▶ _WRITTEN TASK_
Extract the records below word for word and ignore the images.

Dataset entries
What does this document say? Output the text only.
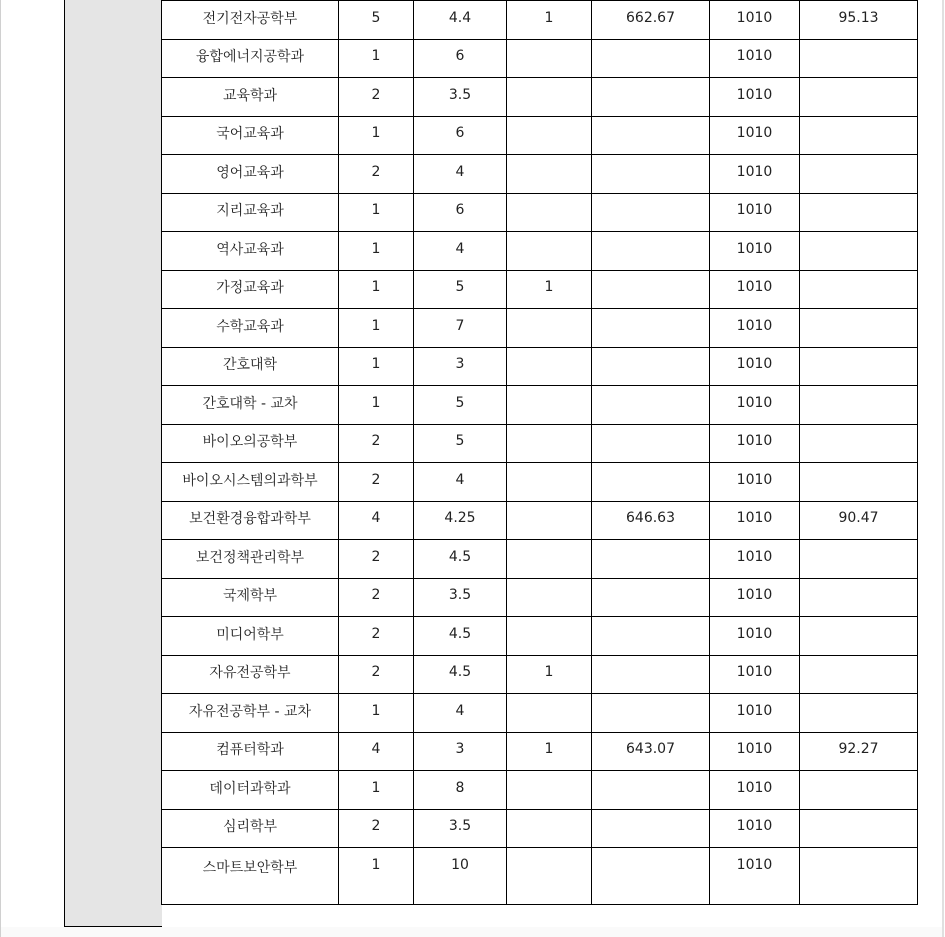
전기전자공학부	5	4.4	1	662.67	1010	95.13
융합에너지공학과	1	6			1010	
교육학과	2	3.5			1010	
국어교육과	1	6			1010	
영어교육과	2	4			1010	
지리교육과	1	6			1010	
역사교육과	1	4			1010	
가정교육과	1	5	1		1010	
수학교육과	1	7			1010	
간호대학	1	3			1010	
간호대학 - 교차	1	5			1010	
바이오의공학부	2	5			1010	
바이오시스템의과학부	2	4			1010	
보건환경융합과학부	4	4.25		646.63	1010	90.47
보건정책관리학부	2	4.5			1010	
국제학부	2	3.5			1010	
미디어학부	2	4.5			1010	
자유전공학부	2	4.5	1		1010	
자유전공학부 - 교차	1	4			1010	
컴퓨터학과	4	3	1	643.07	1010	92.27
데이터과학과	1	8			1010	
심리학부	2	3.5			1010	
스마트보안학부	1	10			1010	
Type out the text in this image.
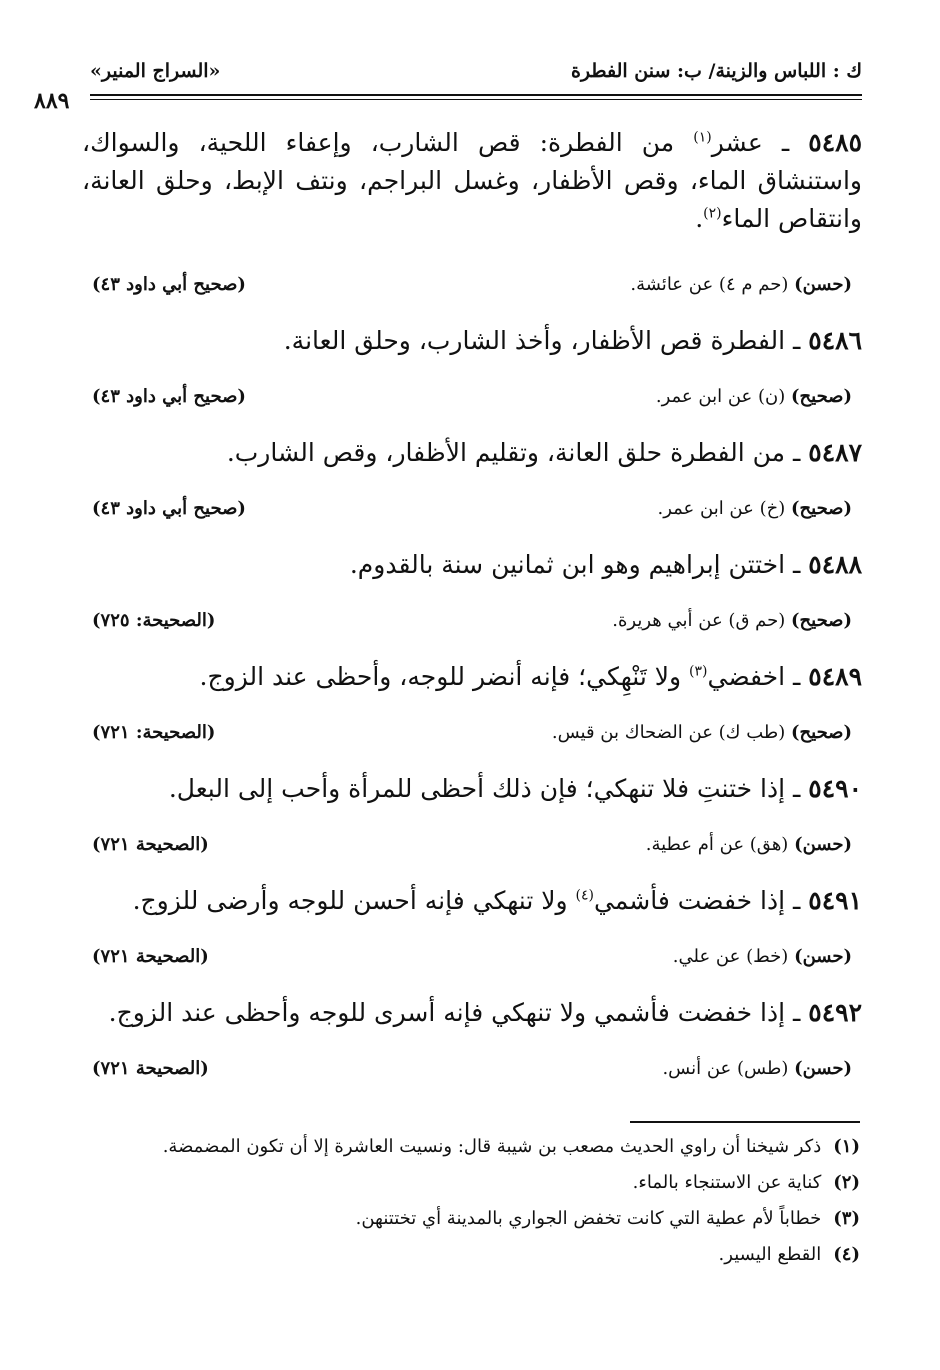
ك : اللباس والزينة/ ب: سنن الفطرة
«السراج المنير»
٨٨٩
٥٤٨٥ ـ عشر$^{(١)}$ من الفطرة: قص الشارب، وإعفاء اللحية، والسواك، واستنشاق الماء، وقص الأظفار، وغسل البراجم، ونتف الإبط، وحلق العانة، وانتقاص الماء$^{(٢)}$.
(حسن) (حم م ٤) عن عائشة.
(صحيح أبي داود ٤٣)
٥٤٨٦ ـ الفطرة قص الأظفار، وأخذ الشارب، وحلق العانة.
(صحيح) (ن) عن ابن عمر.
(صحيح أبي داود ٤٣)
٥٤٨٧ ـ من الفطرة حلق العانة، وتقليم الأظفار، وقص الشارب.
(صحيح) (خ) عن ابن عمر.
(صحيح أبي داود ٤٣)
٥٤٨٨ ـ اختتن إبراهيم وهو ابن ثمانين سنة بالقدوم.
(صحيح) (حم ق) عن أبي هريرة.
(الصحيحة: ٧٢٥)
٥٤٨٩ ـ اخفضي$^{(٣)}$ ولا تَنْهِكي؛ فإنه أنضر للوجه، وأحظى عند الزوج.
(صحيح) (طب ك) عن الضحاك بن قيس.
(الصحيحة: ٧٢١)
٥٤٩٠ ـ إذا ختنتِ فلا تنهكي؛ فإن ذلك أحظى للمرأة وأحب إلى البعل.
(حسن) (هق) عن أم عطية.
(الصحيحة ٧٢١)
٥٤٩١ ـ إذا خفضت فأشمي$^{(٤)}$ ولا تنهكي فإنه أحسن للوجه وأرضى للزوج.
(حسن) (خط) عن علي.
(الصحيحة ٧٢١)
٥٤٩٢ ـ إذا خفضت فأشمي ولا تنهكي فإنه أسرى للوجه وأحظى عند الزوج.
(حسن) (طس) عن أنس.
(الصحيحة ٧٢١)
(١)ذكر شيخنا أن راوي الحديث مصعب بن شيبة قال: ونسيت العاشرة إلا أن تكون المضمضة.
(٢)كناية عن الاستنجاء بالماء.
(٣)خطاباً لأم عطية التي كانت تخفض الجواري بالمدينة أي تختتنهن.
(٤)القطع اليسير.
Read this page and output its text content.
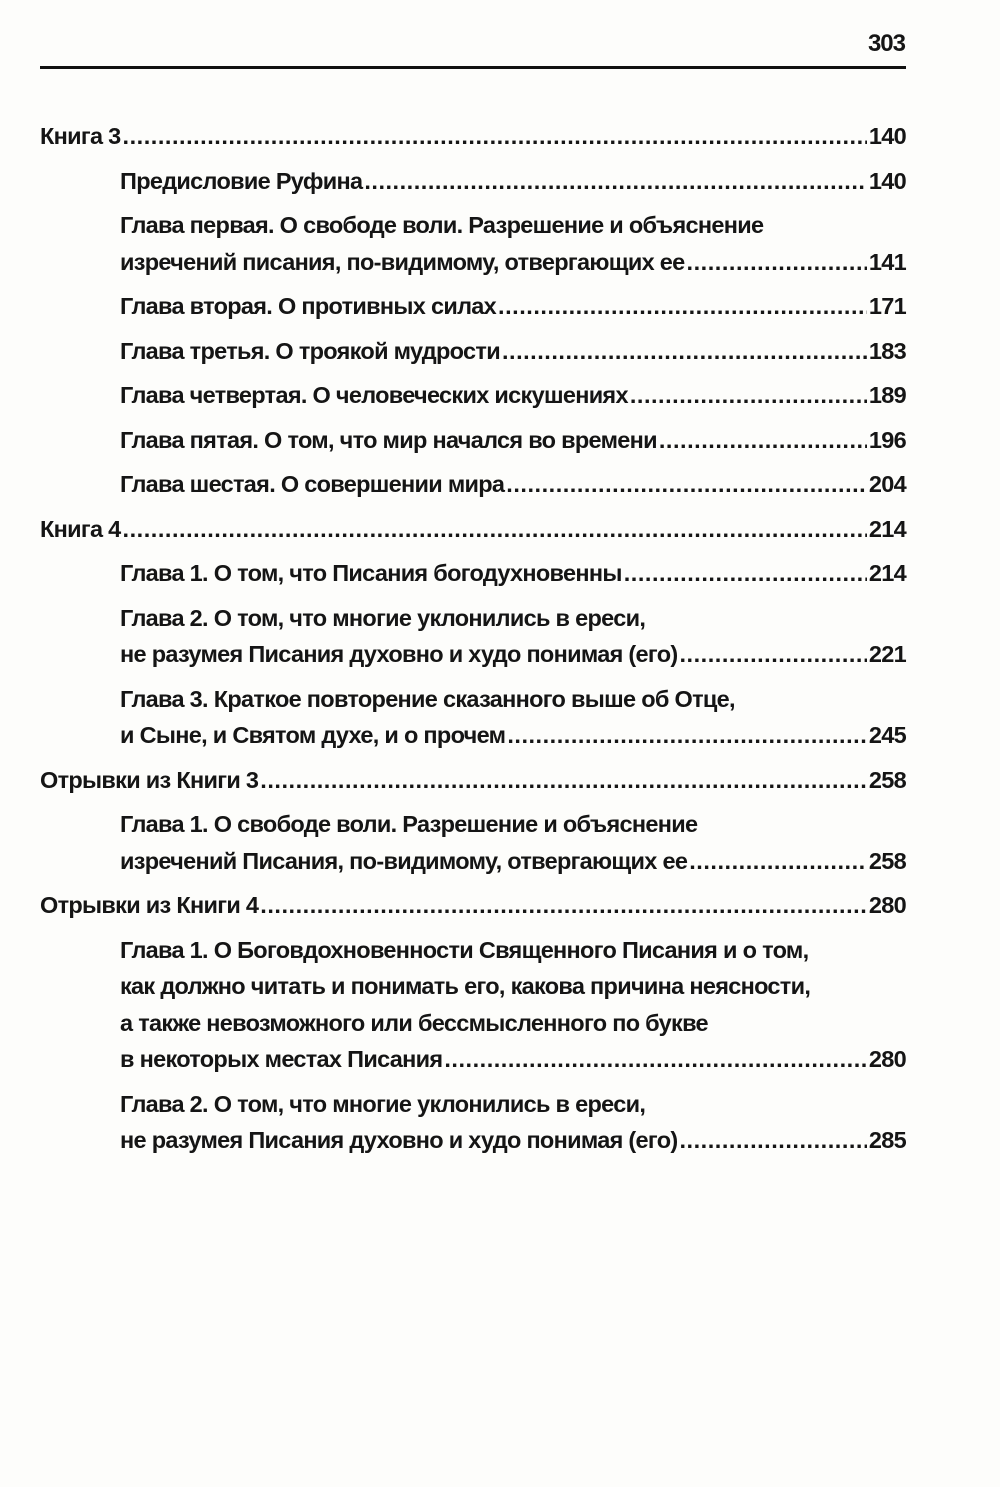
303
Книга 3 . . .	140
Предисловие Руфина . . .	140
Глава первая. О свободе воли. Разрешение и объяснение
изречений писания, по-видимому, отвергающих ее . . .	141
Глава вторая. О противных силах . . .	171
Глава третья. О троякой мудрости . . .	183
Глава четвертая. О человеческих искушениях . . .	189
Глава пятая. О том, что мир начался во времени . . .	196
Глава шестая. О совершении мира . . .	204
Книга 4 . . .	214
Глава 1. О том, что Писания богодухновенны . . .	214
Глава 2. О том, что многие уклонились в ереси,
не разумея Писания духовно и худо понимая (его) . . .	221
Глава 3. Краткое повторение сказанного выше об Отце,
и Сыне, и Святом духе, и о прочем . . .	245
Отрывки из Книги 3 . . .	258
Глава 1. О свободе воли. Разрешение и объяснение
изречений Писания, по-видимому, отвергающих ее . . .	258
Отрывки из Книги 4 . . .	280
Глава 1. О Боговдохновенности Священного Писания и о том,
как должно читать и понимать его, какова причина неясности,
а также невозможного или бессмысленного по букве
в некоторых местах Писания . . .	280
Глава 2. О том, что многие уклонились в ереси,
не разумея Писания духовно и худо понимая (его) . . .	285
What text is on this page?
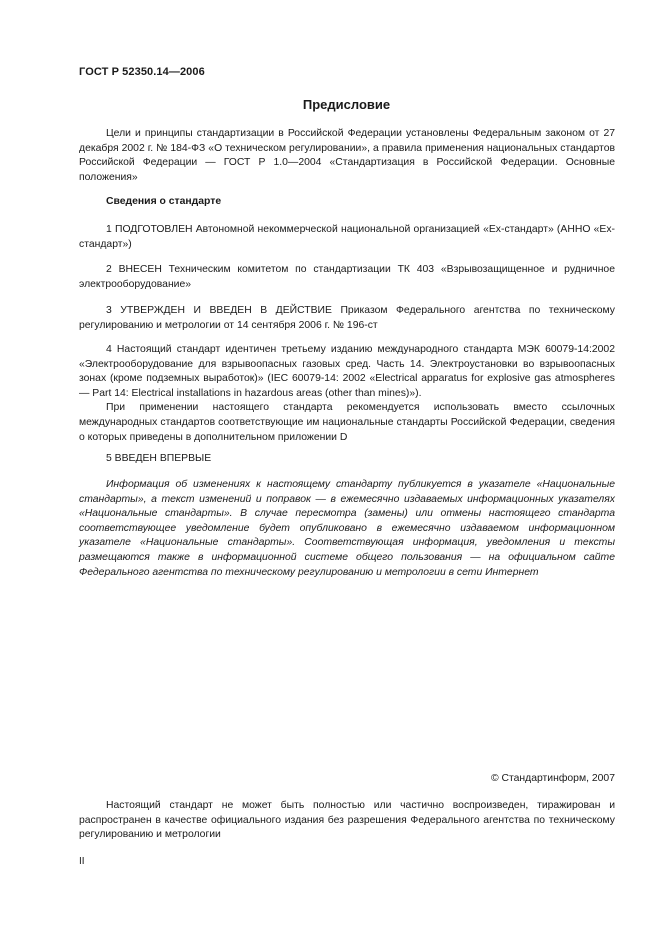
ГОСТ Р 52350.14—2006
Предисловие

Цели и принципы стандартизации в Российской Федерации установлены Федеральным законом от 27 декабря 2002 г. № 184-ФЗ «О техническом регулировании», а правила применения национальных стандартов Российской Федерации — ГОСТ Р 1.0—2004 «Стандартизация в Российской Федерации. Основные положения»

Сведения о стандарте

1 ПОДГОТОВЛЕН Автономной некоммерческой национальной организацией «Ех-стандарт» (АННО «Ех-стандарт»)

2 ВНЕСЕН Техническим комитетом по стандартизации ТК 403 «Взрывозащищенное и рудничное электрооборудование»

3 УТВЕРЖДЕН И ВВЕДЕН В ДЕЙСТВИЕ Приказом Федерального агентства по техническому регулированию и метрологии от 14 сентября 2006 г. № 196-ст

4 Настоящий стандарт идентичен третьему изданию международного стандарта МЭК 60079-14:2002 «Электрооборудование для взрывоопасных газовых сред. Часть 14. Электроустановки во взрывоопасных зонах (кроме подземных выработок)» (IEC 60079-14: 2002 «Electrical apparatus for explosive gas atmospheres — Part 14: Electrical installations in hazardous areas (other than mines)»).

При применении настоящего стандарта рекомендуется использовать вместо ссылочных международных стандартов соответствующие им национальные стандарты Российской Федерации, сведения о которых приведены в дополнительном приложении D

5 ВВЕДЕН ВПЕРВЫЕ

Информация об изменениях к настоящему стандарту публикуется в указателе «Национальные стандарты», а текст изменений и поправок — в ежемесячно издаваемых информационных указателях «Национальные стандарты». В случае пересмотра (замены) или отмены настоящего стандарта соответствующее уведомление будет опубликовано в ежемесячно издаваемом информационном указателе «Национальные стандарты». Соответствующая информация, уведомления и тексты размещаются также в информационной системе общего пользования — на официальном сайте Федерального агентства по техническому регулированию и метрологии в сети Интернет

© Стандартинформ, 2007

Настоящий стандарт не может быть полностью или частично воспроизведен, тиражирован и распространен в качестве официального издания без разрешения Федерального агентства по техническому регулированию и метрологии

II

▶ _RESULT_
What does this document say? Output the text only.
전기전자공학부	5	4.4	1	662.67	1010	95.13
융합에너지공학과	1	6			1010	
교육학과	2	3.5			1010	
국어교육과	1	6			1010	
영어교육과	2	4			1010	
지리교육과	1	6			1010	
역사교육과	1	4			1010	
가정교육과	1	5	1		1010	
수학교육과	1	7			1010	
간호대학	1	3			1010	
간호대학 - 교차	1	5			1010	
바이오의공학부	2	5			1010	
바이오시스템의과학부	2	4			1010	
보건환경융합과학부	4	4.25		646.63	1010	90.47
보건정책관리학부	2	4.5			1010	
국제학부	2	3.5			1010	
미디어학부	2	4.5			1010	
자유전공학부	2	4.5	1		1010	
자유전공학부 - 교차	1	4			1010	
컴퓨터학과	4	3	1	643.07	1010	92.27
데이터과학과	1	8			1010	
심리학부	2	3.5			1010	
스마트보안학부	1	10			1010	
Type out the text in this image.
ك : اللباس والزينة/ ب: سنن الفطرة
«السراج المنير»
٨٨٩
٥٤٨٥ ـ عشر$^{(١)}$ من الفطرة: قص الشارب، وإعفاء اللحية، والسواك، واستنشاق الماء، وقص الأظفار، وغسل البراجم، ونتف الإبط، وحلق العانة، وانتقاص الماء$^{(٢)}$.
(حسن) (حم م ٤) عن عائشة.
(صحيح أبي داود ٤٣)
٥٤٨٦ ـ الفطرة قص الأظفار، وأخذ الشارب، وحلق العانة.
(صحيح) (ن) عن ابن عمر.
(صحيح أبي داود ٤٣)
٥٤٨٧ ـ من الفطرة حلق العانة، وتقليم الأظفار، وقص الشارب.
(صحيح) (خ) عن ابن عمر.
(صحيح أبي داود ٤٣)
٥٤٨٨ ـ اختتن إبراهيم وهو ابن ثمانين سنة بالقدوم.
(صحيح) (حم ق) عن أبي هريرة.
(الصحيحة: ٧٢٥)
٥٤٨٩ ـ اخفضي$^{(٣)}$ ولا تَنْهِكي؛ فإنه أنضر للوجه، وأحظى عند الزوج.
(صحيح) (طب ك) عن الضحاك بن قيس.
(الصحيحة: ٧٢١)
٥٤٩٠ ـ إذا ختنتِ فلا تنهكي؛ فإن ذلك أحظى للمرأة وأحب إلى البعل.
(حسن) (هق) عن أم عطية.
(الصحيحة ٧٢١)
٥٤٩١ ـ إذا خفضت فأشمي$^{(٤)}$ ولا تنهكي فإنه أحسن للوجه وأرضى للزوج.
(حسن) (خط) عن علي.
(الصحيحة ٧٢١)
٥٤٩٢ ـ إذا خفضت فأشمي ولا تنهكي فإنه أسرى للوجه وأحظى عند الزوج.
(حسن) (طس) عن أنس.
(الصحيحة ٧٢١)
(١)ذكر شيخنا أن راوي الحديث مصعب بن شيبة قال: ونسيت العاشرة إلا أن تكون المضمضة.
(٢)كناية عن الاستنجاء بالماء.
(٣)خطاباً لأم عطية التي كانت تخفض الجواري بالمدينة أي تختتنهن.
(٤)القطع اليسير.
Read this page and output its text content.
303
Книга 3 . . .	140
Предисловие Руфина . . .	140
Глава первая. О свободе воли. Разрешение и объяснение
изречений писания, по-видимому, отвергающих ее . . .	141
Глава вторая. О противных силах . . .	171
Глава третья. О троякой мудрости . . .	183
Глава четвертая. О человеческих искушениях . . .	189
Глава пятая. О том, что мир начался во времени . . .	196
Глава шестая. О совершении мира . . .	204
Книга 4 . . .	214
Глава 1. О том, что Писания богодухновенны . . .	214
Глава 2. О том, что многие уклонились в ереси,
не разумея Писания духовно и худо понимая (его) . . .	221
Глава 3. Краткое повторение сказанного выше об Отце,
и Сыне, и Святом духе, и о прочем . . .	245
Отрывки из Книги 3 . . .	258
Глава 1. О свободе воли. Разрешение и объяснение
изречений Писания, по-видимому, отвергающих ее . . .	258
Отрывки из Книги 4 . . .	280
Глава 1. О Боговдохновенности Священного Писания и о том,
как должно читать и понимать его, какова причина неясности,
а также невозможного или бессмысленного по букве
в некоторых местах Писания . . .	280
Глава 2. О том, что многие уклонились в ереси,
не разумея Писания духовно и худо понимая (его) . . .	285
What text is on this page?
ГОСТ Р 52350.14—2006
Предисловие

Цели и принципы стандартизации в Российской Федерации установлены Федеральным законом от 27 декабря 2002 г. № 184-ФЗ «О техническом регулировании», а правила применения национальных стандартов Российской Федерации — ГОСТ Р 1.0—2004 «Стандартизация в Российской Федерации. Основные положения»

Сведения о стандарте

1 ПОДГОТОВЛЕН Автономной некоммерческой национальной организацией «Ех-стандарт» (АННО «Ех-стандарт»)

2 ВНЕСЕН Техническим комитетом по стандартизации ТК 403 «Взрывозащищенное и рудничное электрооборудование»

3 УТВЕРЖДЕН И ВВЕДЕН В ДЕЙСТВИЕ Приказом Федерального агентства по техническому регулированию и метрологии от 14 сентября 2006 г. № 196-ст

4 Настоящий стандарт идентичен третьему изданию международного стандарта МЭК 60079-14:2002 «Электрооборудование для взрывоопасных газовых сред. Часть 14. Электроустановки во взрывоопасных зонах (кроме подземных выработок)» (IEC 60079-14: 2002 «Electrical apparatus for explosive gas atmospheres — Part 14: Electrical installations in hazardous areas (other than mines)»).

При применении настоящего стандарта рекомендуется использовать вместо ссылочных международных стандартов соответствующие им национальные стандарты Российской Федерации, сведения о которых приведены в дополнительном приложении D

5 ВВЕДЕН ВПЕРВЫЕ

Информация об изменениях к настоящему стандарту публикуется в указателе «Национальные стандарты», а текст изменений и поправок — в ежемесячно издаваемых информационных указателях «Национальные стандарты». В случае пересмотра (замены) или отмены настоящего стандарта соответствующее уведомление будет опубликовано в ежемесячно издаваемом информационном указателе «Национальные стандарты». Соответствующая информация, уведомления и тексты размещаются также в информационной системе общего пользования — на официальном сайте Федерального агентства по техническому регулированию и метрологии в сети Интернет

© Стандартинформ, 2007

Настоящий стандарт не может быть полностью или частично воспроизведен, тиражирован и распространен в качестве официального издания без разрешения Федерального агентства по техническому регулированию и метрологии

II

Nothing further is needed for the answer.